Find each line containing the string "File". Copy it.

(Dataset listings of figures)

** start **

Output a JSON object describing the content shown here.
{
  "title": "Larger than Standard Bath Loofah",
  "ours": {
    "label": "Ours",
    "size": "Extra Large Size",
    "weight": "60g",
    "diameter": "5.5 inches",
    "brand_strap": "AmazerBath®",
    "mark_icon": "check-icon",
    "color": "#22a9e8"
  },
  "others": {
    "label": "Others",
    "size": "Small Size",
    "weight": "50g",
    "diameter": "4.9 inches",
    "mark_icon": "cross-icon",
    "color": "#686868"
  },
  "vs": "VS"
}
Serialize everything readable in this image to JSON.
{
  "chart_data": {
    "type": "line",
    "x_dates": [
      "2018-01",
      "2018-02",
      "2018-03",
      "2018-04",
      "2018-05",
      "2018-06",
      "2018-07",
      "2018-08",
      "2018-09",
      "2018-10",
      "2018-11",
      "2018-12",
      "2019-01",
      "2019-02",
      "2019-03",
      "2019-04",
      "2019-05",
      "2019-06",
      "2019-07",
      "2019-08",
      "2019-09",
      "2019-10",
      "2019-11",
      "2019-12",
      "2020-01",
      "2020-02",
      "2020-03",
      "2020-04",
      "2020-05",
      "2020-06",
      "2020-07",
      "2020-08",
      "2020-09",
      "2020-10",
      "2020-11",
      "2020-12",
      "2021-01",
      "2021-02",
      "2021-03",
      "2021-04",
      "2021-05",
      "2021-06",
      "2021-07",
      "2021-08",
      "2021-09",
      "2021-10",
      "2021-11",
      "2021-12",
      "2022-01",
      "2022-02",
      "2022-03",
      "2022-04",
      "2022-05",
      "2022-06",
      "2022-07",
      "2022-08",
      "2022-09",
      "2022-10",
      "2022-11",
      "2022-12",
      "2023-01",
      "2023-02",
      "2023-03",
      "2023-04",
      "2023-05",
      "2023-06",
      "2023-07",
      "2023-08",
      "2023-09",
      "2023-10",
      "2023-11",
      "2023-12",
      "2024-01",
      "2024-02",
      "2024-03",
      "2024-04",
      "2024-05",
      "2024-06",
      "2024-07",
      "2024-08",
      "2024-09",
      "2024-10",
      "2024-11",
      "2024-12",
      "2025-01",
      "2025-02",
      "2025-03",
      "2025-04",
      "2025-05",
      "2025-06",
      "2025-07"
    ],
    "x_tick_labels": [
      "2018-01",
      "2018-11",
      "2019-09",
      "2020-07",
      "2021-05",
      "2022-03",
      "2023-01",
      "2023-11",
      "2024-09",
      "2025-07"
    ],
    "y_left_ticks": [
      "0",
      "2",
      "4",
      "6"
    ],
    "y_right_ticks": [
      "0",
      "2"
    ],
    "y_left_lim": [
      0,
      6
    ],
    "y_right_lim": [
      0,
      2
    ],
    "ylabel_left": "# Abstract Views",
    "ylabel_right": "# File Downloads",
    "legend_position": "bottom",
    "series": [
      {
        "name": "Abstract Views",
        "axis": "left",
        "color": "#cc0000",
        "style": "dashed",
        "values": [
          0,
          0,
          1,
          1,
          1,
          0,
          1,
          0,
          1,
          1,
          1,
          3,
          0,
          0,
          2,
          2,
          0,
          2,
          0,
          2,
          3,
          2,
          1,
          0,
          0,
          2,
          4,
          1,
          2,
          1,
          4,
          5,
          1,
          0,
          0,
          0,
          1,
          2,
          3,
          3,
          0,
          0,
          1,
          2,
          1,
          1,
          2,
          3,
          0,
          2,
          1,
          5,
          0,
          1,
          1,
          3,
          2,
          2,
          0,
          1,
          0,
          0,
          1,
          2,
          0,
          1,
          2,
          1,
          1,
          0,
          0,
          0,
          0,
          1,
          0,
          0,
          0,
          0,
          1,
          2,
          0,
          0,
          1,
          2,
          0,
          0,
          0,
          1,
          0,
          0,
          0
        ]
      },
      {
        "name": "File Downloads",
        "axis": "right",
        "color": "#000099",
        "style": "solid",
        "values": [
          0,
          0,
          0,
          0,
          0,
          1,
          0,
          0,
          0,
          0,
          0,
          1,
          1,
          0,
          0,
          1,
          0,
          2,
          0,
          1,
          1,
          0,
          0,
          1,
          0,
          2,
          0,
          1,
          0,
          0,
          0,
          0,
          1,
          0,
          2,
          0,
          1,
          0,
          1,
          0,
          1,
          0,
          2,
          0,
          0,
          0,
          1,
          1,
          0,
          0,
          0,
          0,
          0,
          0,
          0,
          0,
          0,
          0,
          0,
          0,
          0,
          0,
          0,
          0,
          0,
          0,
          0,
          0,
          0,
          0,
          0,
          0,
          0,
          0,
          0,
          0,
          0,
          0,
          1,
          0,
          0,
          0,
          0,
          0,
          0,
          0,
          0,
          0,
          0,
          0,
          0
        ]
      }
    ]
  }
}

** end **

▶ [In response]:
    "ylabel_right": "# File Downloads",
        "name": "File Downloads",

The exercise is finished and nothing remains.